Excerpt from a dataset
--------------------

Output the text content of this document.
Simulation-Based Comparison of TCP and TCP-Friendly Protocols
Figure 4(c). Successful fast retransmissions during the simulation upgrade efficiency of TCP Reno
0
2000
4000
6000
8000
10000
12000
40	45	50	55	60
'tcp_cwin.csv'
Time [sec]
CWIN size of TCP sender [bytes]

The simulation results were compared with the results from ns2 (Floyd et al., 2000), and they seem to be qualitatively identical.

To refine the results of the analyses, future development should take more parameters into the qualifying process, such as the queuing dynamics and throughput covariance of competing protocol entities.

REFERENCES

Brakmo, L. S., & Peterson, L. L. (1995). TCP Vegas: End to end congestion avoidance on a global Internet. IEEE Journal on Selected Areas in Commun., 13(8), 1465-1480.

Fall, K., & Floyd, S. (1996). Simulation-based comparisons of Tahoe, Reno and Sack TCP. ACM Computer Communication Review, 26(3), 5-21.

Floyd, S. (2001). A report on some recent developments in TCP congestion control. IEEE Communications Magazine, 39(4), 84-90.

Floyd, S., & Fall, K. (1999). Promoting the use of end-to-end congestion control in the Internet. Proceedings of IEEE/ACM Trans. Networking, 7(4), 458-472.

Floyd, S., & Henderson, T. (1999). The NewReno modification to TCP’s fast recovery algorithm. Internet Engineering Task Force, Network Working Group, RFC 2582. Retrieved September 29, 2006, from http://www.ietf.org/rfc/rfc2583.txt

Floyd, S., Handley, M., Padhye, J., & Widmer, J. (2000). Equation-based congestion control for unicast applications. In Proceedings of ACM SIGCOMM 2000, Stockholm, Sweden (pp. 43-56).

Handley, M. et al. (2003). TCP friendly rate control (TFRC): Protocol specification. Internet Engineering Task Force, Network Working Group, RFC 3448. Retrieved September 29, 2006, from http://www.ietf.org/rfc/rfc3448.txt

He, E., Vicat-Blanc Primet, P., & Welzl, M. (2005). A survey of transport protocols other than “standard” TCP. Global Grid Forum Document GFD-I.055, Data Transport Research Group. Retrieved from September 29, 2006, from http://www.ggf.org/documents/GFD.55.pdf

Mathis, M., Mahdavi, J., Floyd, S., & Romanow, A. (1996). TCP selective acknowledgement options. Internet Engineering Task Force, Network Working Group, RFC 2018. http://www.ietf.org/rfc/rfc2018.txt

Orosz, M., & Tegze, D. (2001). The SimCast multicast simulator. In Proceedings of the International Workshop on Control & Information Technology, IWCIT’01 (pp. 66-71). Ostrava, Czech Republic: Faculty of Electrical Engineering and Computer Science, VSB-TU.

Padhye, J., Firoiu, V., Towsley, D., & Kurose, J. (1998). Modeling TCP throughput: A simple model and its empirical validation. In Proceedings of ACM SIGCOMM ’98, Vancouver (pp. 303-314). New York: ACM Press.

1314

--------------------

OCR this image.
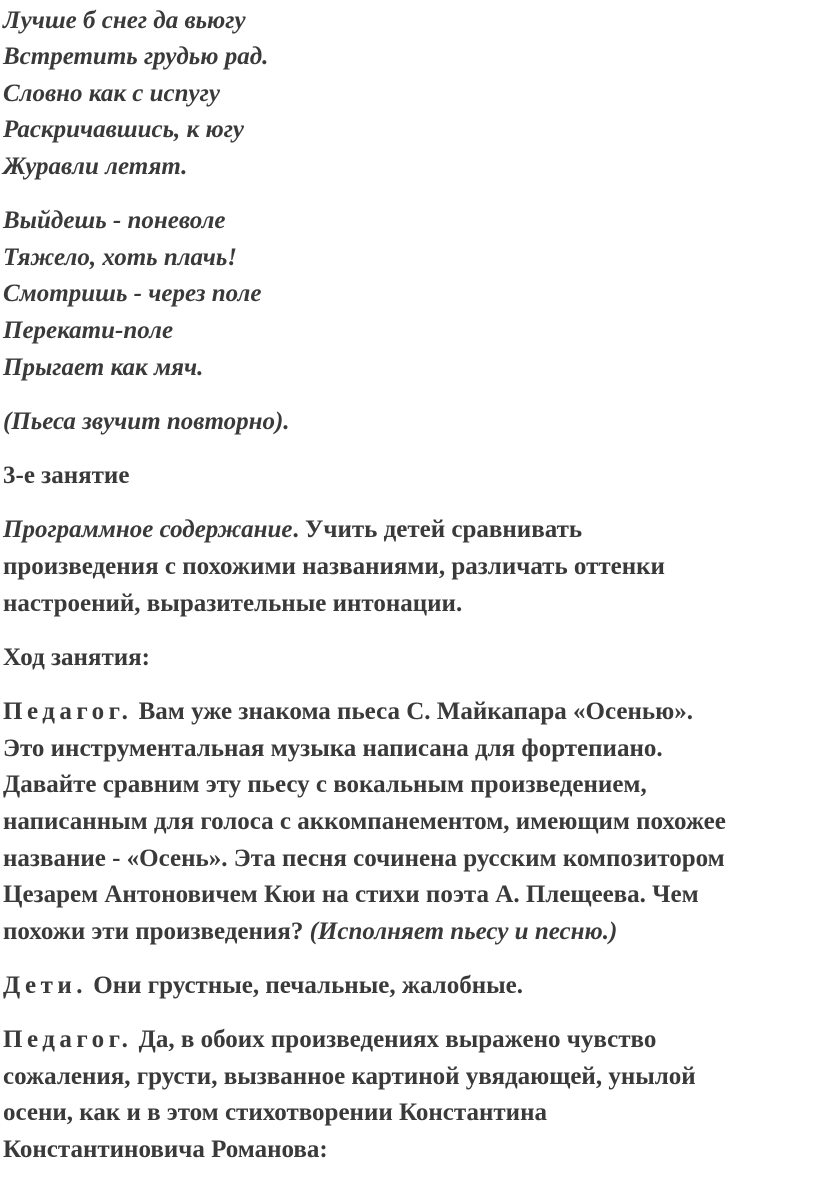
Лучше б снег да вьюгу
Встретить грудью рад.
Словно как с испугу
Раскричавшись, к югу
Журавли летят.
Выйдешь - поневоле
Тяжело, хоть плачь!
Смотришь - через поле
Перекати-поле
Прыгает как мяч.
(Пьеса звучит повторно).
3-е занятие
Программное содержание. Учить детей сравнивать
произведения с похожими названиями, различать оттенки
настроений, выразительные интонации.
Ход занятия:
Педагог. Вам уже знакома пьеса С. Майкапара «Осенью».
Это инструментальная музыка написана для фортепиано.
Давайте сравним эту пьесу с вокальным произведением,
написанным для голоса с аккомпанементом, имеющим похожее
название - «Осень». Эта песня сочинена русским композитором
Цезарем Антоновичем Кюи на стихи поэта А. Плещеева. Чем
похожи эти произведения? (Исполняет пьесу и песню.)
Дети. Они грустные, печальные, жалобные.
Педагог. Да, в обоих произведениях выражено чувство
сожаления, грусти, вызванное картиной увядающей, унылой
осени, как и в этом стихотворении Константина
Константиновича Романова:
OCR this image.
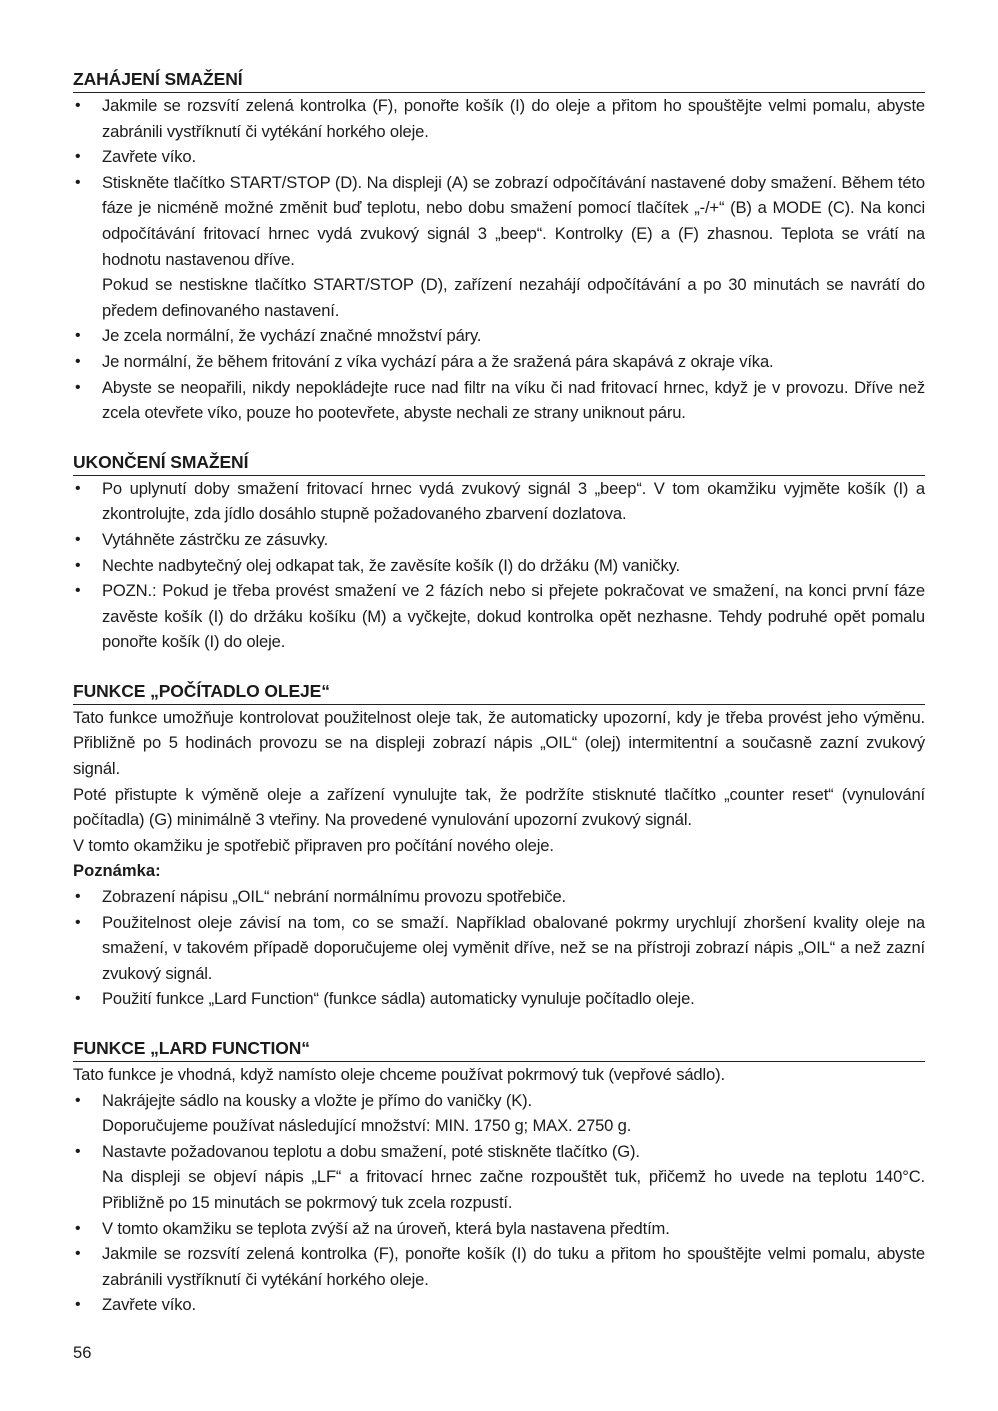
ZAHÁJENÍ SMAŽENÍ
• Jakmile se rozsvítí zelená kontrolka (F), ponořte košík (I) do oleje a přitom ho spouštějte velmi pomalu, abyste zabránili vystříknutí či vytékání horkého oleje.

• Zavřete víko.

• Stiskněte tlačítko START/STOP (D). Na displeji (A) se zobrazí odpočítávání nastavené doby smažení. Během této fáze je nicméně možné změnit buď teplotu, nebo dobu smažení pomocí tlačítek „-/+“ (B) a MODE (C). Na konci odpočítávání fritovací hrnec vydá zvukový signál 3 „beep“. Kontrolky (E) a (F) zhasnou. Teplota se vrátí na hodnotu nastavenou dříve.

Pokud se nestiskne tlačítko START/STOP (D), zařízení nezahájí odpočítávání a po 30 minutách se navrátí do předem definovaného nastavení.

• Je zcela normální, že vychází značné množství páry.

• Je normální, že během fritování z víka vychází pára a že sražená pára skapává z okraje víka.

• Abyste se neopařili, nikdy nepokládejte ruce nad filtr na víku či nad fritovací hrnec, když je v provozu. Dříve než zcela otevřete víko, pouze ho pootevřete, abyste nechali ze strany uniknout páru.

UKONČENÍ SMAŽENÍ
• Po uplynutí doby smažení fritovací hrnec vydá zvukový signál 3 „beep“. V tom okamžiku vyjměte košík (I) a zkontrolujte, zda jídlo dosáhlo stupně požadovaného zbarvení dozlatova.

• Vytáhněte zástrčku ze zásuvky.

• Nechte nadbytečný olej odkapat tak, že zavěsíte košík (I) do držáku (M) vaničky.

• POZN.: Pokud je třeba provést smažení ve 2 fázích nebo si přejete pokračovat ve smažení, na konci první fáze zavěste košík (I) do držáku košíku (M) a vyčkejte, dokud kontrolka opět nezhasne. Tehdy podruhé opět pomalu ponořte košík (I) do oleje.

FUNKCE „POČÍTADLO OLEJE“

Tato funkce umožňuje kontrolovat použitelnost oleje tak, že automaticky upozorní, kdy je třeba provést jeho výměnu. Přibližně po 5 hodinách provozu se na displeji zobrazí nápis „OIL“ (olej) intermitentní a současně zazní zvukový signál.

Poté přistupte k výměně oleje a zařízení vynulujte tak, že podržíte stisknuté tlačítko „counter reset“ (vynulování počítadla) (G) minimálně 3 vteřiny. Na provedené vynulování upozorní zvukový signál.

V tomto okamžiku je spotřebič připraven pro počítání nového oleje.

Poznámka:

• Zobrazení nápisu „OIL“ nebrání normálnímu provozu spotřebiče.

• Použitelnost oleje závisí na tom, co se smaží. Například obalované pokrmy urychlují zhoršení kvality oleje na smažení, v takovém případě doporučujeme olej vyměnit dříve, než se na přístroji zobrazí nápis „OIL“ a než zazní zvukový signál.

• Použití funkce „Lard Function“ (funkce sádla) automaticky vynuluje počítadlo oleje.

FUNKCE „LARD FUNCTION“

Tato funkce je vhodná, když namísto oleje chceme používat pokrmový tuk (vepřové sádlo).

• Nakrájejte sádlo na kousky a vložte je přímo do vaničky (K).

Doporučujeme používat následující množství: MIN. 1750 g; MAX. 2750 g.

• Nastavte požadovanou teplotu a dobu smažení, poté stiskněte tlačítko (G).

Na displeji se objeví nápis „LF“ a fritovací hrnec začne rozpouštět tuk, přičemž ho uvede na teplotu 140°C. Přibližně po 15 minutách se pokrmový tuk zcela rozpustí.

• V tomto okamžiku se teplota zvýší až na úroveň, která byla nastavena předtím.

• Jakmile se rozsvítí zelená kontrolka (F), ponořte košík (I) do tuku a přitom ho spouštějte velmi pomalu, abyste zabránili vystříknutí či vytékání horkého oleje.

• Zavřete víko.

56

--------------------

Search the listing for the string "odpočítávání". Copy each line where it turns up.

Solution below:
• Stiskněte tlačítko START/STOP (D). Na displeji (A) se zobrazí odpočítávání nastavené doby smažení. Během této fáze je nicméně možné změnit buď teplotu, nebo dobu smažení pomocí tlačítek „-/+“ (B) a MODE (C). Na konci odpočítávání fritovací hrnec vydá zvukový signál 3 „beep“. Kontrolky (E) a (F) zhasnou. Teplota se vrátí na hodnotu nastavenou dříve.
Pokud se nestiskne tlačítko START/STOP (D), zařízení nezahájí odpočítávání a po 30 minutách se navrátí do předem definovaného nastavení.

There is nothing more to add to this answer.